Ziele:
(A) Schreiben Sie den Artikel über Martin Schläpfer von „Martin Schläpfer. Foto: Gert“ bis einschließlich „eine neue Ära.“ wortgetreu ab.
(B) Beantworten Sie anhand des Artikels über Martin Schläpfer die folgenden Fragen:
(i) Wessen Nachfolge tritt Martin Schläpfer als Direktor des Wiener Staatsballetts an?
(ii) In welchem Jahr gründete er die Ballettschule Dance Place in Basel?
(iii) Bei welcher Compagnie sagte er ab, als dort die Nachfolge von Vladimir Malakhov zu besetzen war?

Artikel:
Martin Schläpfer. Foto: Gert Weigelt
Interview mit Martin Schläpfer: „Das Wiener Staatsballett zu übernehmen ist ein großer, fantastischer Schritt mit großer Verantwortung.“
Mit 1. September startet Martin Schläpfer als Direktor des Wiener Staatsballetts. Der Schweizer tritt damit die Nachfolge von Manuel Legris an, der aus eigenen Stücken diese Position zurücklegt. Somit beginnt mit Bogdan Roščić als Direktor der Wiener Staatsoper und im Ballett mit Martin Schläpfer eine neue Ära.
Der gebürtige Appenzeller, der zunächst Geige und Eiskunstlauf lernte, begann relativ spät mit dem Ballettstudium – zunächst in St. Gallen und dann an der Royal Ballet School in London, wofür er ein Stipendium erhalten hatte, als er 1977 beim Prix de Lausanne den Preis als „Bester Schweizer Tänzer“ errang. Er war Solotänzer im Basler Ballett unter Heinz Spoerli und tanzte als Principal Dancer im Royal Winnipeg Ballet in Canada. 1990 gründete er die Ballettschule Dance Place in Basel, die er leitete, bis er 1994 als Direktor des Berner Balletts berufen wurde. Nach fünf Jahren in Bern leitete er dann 10 Jahre lang das von ihm neue formierte ballettmainz. Mit der Spielzeit 2009/10 wechselte er als Ballettdirektor und Chefchoreograf ans Ballett am Rhein nach Düsseldorf. Auch hier erlangte die Balletttruppe unter seiner Führung einen Aufschwung und etablierte sich als eine der besten Compagnien in Europa. Seiner Hartnäckigkeit ist es zu verdanken, dass Düsseldorf Duisburg ein neues Balletthaus bekam – ein Grund, warum Martin Schläpfer für das Staatsballett Berlin absagte, als die Nachfolge von Vladimir Malakhov zu besetzen war.

Datensätze aus einer Datensammlung:
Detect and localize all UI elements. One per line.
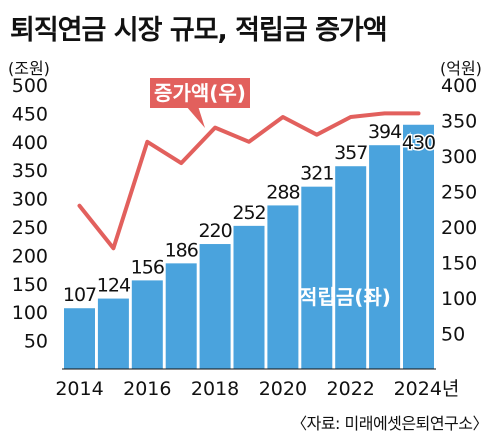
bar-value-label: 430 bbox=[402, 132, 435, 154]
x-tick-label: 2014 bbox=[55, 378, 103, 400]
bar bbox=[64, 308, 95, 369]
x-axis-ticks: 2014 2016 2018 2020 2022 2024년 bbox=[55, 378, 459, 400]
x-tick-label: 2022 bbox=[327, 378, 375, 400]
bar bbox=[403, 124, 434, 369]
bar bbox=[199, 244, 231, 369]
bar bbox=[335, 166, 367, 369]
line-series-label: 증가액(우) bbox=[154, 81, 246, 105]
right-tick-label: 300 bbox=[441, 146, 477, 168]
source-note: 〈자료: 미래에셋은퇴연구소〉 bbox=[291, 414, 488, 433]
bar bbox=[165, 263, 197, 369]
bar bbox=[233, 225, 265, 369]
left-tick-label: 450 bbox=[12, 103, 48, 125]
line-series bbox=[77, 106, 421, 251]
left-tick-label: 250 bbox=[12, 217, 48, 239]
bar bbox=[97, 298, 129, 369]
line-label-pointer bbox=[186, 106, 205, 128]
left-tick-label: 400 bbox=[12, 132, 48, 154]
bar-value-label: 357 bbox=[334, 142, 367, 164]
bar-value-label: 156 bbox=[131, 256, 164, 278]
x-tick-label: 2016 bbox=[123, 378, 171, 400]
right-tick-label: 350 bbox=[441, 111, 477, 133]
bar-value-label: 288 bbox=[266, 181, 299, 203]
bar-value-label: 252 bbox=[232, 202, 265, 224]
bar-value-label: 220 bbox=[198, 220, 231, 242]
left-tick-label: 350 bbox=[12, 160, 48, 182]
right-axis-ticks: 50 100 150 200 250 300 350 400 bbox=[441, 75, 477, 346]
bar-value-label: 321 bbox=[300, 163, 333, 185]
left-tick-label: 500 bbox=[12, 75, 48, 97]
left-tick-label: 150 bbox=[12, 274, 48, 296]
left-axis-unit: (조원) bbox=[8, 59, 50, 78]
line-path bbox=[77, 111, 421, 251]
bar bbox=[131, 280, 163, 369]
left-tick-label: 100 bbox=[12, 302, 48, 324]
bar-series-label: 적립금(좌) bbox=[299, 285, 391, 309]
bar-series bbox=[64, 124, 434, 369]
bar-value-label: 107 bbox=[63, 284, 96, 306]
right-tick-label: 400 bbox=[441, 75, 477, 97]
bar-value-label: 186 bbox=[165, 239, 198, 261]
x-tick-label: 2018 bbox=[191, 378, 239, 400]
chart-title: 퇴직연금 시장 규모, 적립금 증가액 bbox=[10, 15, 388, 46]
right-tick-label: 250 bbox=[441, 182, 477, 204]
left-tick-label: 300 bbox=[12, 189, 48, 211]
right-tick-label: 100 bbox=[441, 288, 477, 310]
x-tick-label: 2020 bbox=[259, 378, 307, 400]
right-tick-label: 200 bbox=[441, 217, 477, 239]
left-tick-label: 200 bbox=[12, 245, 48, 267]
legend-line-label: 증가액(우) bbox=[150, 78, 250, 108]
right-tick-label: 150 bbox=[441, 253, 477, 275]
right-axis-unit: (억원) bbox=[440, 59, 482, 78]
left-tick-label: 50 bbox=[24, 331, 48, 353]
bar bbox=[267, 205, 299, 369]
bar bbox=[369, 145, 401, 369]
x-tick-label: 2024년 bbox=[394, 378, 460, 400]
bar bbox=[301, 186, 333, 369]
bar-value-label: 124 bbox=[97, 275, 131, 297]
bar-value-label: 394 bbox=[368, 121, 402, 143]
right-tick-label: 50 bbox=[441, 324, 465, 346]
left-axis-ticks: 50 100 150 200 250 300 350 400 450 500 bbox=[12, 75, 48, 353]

==

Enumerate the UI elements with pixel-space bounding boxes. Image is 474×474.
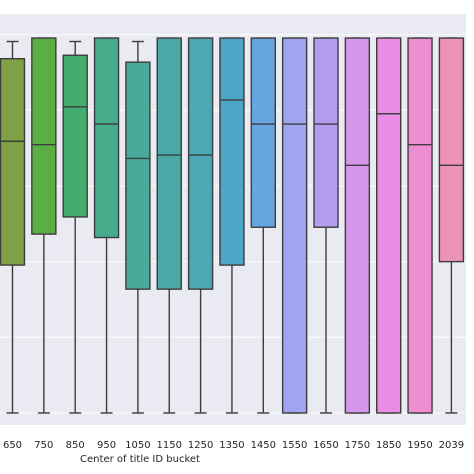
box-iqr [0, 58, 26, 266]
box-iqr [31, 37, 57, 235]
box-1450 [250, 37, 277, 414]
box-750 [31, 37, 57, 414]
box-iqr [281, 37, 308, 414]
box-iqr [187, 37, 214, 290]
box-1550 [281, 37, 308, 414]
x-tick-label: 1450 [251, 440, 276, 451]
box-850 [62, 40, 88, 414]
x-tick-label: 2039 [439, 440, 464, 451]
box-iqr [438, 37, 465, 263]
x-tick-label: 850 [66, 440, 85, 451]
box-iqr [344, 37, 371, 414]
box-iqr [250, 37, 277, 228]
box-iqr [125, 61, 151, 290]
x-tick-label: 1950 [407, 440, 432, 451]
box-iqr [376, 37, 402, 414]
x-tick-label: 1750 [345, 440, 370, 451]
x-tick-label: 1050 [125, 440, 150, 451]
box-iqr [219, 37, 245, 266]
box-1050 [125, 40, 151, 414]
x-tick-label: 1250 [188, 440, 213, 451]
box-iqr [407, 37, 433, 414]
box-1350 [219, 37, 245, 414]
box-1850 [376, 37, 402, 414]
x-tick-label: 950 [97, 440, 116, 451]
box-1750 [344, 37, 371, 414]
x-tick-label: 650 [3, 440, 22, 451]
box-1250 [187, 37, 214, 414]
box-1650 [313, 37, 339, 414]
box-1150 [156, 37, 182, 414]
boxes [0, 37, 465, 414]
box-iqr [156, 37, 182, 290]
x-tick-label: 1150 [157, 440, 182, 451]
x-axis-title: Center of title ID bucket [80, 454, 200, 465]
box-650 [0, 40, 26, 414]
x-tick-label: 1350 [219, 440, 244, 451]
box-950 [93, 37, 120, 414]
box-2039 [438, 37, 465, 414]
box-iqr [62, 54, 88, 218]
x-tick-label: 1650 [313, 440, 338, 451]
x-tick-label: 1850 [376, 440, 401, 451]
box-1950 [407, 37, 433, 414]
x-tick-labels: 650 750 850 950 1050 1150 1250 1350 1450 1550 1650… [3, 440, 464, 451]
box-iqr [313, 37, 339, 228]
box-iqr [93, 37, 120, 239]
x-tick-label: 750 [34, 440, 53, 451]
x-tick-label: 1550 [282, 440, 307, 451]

* * *

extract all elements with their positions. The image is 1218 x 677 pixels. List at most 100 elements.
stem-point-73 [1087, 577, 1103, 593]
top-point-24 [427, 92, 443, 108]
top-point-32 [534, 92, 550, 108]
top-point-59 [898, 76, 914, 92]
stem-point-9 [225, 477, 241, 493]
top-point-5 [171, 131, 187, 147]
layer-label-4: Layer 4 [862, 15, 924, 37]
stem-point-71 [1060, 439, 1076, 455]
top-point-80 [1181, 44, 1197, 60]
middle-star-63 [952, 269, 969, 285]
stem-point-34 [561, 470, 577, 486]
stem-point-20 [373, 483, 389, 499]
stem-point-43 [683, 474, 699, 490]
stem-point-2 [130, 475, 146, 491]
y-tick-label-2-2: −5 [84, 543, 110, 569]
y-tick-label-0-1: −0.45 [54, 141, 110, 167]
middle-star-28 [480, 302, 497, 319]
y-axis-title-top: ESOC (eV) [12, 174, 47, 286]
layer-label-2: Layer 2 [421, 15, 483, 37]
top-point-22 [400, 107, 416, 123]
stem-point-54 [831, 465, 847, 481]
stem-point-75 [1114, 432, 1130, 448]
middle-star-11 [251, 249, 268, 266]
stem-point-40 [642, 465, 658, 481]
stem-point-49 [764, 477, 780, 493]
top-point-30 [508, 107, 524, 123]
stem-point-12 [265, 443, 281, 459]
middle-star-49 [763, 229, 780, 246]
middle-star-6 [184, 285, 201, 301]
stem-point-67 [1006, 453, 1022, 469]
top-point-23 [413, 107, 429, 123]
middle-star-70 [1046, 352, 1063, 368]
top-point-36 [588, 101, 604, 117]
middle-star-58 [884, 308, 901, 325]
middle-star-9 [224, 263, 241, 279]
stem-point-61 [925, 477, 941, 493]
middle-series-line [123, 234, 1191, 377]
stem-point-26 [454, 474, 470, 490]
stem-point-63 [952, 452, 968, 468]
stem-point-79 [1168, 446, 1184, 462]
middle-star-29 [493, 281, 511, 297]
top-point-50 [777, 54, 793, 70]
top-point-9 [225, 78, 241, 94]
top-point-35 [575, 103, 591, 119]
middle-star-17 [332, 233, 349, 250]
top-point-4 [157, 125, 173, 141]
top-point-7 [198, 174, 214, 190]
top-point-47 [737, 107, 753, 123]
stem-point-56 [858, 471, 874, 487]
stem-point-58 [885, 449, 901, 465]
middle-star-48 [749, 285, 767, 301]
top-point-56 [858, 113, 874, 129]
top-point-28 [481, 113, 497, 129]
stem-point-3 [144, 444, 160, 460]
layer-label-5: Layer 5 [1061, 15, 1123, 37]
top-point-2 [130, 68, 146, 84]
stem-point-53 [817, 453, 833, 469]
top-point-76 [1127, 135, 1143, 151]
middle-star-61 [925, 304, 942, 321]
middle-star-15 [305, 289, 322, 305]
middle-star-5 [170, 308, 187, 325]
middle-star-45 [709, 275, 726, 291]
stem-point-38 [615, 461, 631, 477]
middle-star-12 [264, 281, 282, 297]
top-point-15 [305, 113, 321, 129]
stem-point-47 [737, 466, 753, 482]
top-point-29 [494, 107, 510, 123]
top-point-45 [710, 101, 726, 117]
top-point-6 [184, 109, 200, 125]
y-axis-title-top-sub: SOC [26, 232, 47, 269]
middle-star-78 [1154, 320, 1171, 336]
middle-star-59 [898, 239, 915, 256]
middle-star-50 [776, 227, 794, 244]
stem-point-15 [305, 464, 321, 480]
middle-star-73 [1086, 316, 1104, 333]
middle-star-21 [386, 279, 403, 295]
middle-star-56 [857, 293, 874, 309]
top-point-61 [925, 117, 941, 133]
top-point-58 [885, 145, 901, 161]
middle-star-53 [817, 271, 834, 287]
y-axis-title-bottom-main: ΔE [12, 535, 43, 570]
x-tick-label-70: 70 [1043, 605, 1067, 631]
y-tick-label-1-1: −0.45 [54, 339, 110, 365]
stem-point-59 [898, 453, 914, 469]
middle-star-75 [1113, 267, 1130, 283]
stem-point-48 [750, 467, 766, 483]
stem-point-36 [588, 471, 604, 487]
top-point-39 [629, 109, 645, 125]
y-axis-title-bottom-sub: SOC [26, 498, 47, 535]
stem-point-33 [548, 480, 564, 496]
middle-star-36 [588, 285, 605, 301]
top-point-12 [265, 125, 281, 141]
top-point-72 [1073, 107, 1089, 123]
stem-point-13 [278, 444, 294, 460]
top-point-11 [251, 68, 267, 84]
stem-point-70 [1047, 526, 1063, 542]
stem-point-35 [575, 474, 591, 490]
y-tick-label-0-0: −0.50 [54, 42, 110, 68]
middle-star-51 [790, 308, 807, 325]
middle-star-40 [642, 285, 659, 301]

Lösungen:
(A)
Martin Schläpfer. Foto: Gert Weigelt
Interview mit Martin Schläpfer: „Das Wiener Staatsballett zu übernehmen ist ein großer, fantastischer Schritt mit großer Verantwortung.“
Mit 1. September startet Martin Schläpfer als Direktor des Wiener Staatsballetts. Der Schweizer tritt damit die Nachfolge von Manuel Legris an, der aus eigenen Stücken diese Position zurücklegt. Somit beginnt mit Bogdan Roščić als Direktor der Wiener Staatsoper und im Ballett mit Martin Schläpfer eine neue Ära.

(B)
(i) Manuel Legris
(ii) 1990
(iii) Beim Staatsballett Berlin